Figure dataset records
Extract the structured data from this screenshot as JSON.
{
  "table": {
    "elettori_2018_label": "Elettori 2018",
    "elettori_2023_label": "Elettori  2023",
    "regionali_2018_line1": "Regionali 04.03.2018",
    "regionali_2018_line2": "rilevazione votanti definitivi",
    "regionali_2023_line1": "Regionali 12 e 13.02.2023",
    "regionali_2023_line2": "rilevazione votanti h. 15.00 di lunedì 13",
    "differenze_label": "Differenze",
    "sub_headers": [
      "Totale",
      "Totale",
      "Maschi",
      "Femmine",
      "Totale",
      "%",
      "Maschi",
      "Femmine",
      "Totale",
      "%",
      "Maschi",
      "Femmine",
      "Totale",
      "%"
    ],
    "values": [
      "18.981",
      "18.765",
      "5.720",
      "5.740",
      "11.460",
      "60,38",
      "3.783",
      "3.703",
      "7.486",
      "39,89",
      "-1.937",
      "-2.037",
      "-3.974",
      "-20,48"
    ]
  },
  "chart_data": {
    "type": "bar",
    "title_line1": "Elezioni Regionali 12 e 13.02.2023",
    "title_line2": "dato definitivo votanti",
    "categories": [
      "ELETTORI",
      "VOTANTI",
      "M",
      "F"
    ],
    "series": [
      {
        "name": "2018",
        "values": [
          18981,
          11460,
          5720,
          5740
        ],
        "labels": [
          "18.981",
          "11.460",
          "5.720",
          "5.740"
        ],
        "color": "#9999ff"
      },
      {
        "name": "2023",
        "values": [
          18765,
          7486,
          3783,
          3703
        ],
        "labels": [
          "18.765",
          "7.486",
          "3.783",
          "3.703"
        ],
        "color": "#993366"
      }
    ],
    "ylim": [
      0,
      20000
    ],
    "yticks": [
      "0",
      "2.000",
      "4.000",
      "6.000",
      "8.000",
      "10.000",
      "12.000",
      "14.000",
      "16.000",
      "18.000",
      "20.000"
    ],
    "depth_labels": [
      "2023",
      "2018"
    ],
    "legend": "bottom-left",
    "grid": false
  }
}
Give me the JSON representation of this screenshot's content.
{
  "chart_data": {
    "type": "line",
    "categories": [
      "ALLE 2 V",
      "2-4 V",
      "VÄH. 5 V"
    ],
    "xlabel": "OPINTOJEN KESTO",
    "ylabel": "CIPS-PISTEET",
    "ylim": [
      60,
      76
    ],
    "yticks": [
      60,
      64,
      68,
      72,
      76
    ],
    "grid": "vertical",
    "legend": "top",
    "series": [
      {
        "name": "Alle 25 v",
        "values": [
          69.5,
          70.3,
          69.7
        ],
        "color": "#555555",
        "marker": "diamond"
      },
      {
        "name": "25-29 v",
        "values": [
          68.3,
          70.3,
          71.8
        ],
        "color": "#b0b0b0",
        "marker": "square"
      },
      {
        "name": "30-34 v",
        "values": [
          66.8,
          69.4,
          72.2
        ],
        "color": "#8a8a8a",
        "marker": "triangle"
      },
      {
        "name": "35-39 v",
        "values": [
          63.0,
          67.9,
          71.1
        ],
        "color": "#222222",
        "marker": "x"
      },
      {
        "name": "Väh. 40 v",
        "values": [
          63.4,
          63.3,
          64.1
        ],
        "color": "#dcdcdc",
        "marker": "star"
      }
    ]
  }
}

### Task prompt
Repeat the material above in full, quoting it exactly.

### Response below
Extract the structured data from this screenshot as JSON.
{
  "table": {
    "elettori_2018_label": "Elettori 2018",
    "elettori_2023_label": "Elettori  2023",
    "regionali_2018_line1": "Regionali 04.03.2018",
    "regionali_2018_line2": "rilevazione votanti definitivi",
    "regionali_2023_line1": "Regionali 12 e 13.02.2023",
    "regionali_2023_line2": "rilevazione votanti h. 15.00 di lunedì 13",
    "differenze_label": "Differenze",
    "sub_headers": [
      "Totale",
      "Totale",
      "Maschi",
      "Femmine",
      "Totale",
      "%",
      "Maschi",
      "Femmine",
      "Totale",
      "%",
      "Maschi",
      "Femmine",
      "Totale",
      "%"
    ],
    "values": [
      "18.981",
      "18.765",
      "5.720",
      "5.740",
      "11.460",
      "60,38",
      "3.783",
      "3.703",
      "7.486",
      "39,89",
      "-1.937",
      "-2.037",
      "-3.974",
      "-20,48"
    ]
  },
  "chart_data": {
    "type": "bar",
    "title_line1": "Elezioni Regionali 12 e 13.02.2023",
    "title_line2": "dato definitivo votanti",
    "categories": [
      "ELETTORI",
      "VOTANTI",
      "M",
      "F"
    ],
    "series": [
      {
        "name": "2018",
        "values": [
          18981,
          11460,
          5720,
          5740
        ],
        "labels": [
          "18.981",
          "11.460",
          "5.720",
          "5.740"
        ],
        "color": "#9999ff"
      },
      {
        "name": "2023",
        "values": [
          18765,
          7486,
          3783,
          3703
        ],
        "labels": [
          "18.765",
          "7.486",
          "3.783",
          "3.703"
        ],
        "color": "#993366"
      }
    ],
    "ylim": [
      0,
      20000
    ],
    "yticks": [
      "0",
      "2.000",
      "4.000",
      "6.000",
      "8.000",
      "10.000",
      "12.000",
      "14.000",
      "16.000",
      "18.000",
      "20.000"
    ],
    "depth_labels": [
      "2023",
      "2018"
    ],
    "legend": "bottom-left",
    "grid": false
  }
}
Give me the JSON representation of this screenshot's content.
{
  "chart_data": {
    "type": "line",
    "categories": [
      "ALLE 2 V",
      "2-4 V",
      "VÄH. 5 V"
    ],
    "xlabel": "OPINTOJEN KESTO",
    "ylabel": "CIPS-PISTEET",
    "ylim": [
      60,
      76
    ],
    "yticks": [
      60,
      64,
      68,
      72,
      76
    ],
    "grid": "vertical",
    "legend": "top",
    "series": [
      {
        "name": "Alle 25 v",
        "values": [
          69.5,
          70.3,
          69.7
        ],
        "color": "#555555",
        "marker": "diamond"
      },
      {
        "name": "25-29 v",
        "values": [
          68.3,
          70.3,
          71.8
        ],
        "color": "#b0b0b0",
        "marker": "square"
      },
      {
        "name": "30-34 v",
        "values": [
          66.8,
          69.4,
          72.2
        ],
        "color": "#8a8a8a",
        "marker": "triangle"
      },
      {
        "name": "35-39 v",
        "values": [
          63.0,
          67.9,
          71.1
        ],
        "color": "#222222",
        "marker": "x"
      },
      {
        "name": "Väh. 40 v",
        "values": [
          63.4,
          63.3,
          64.1
        ],
        "color": "#dcdcdc",
        "marker": "star"
      }
    ]
  }
}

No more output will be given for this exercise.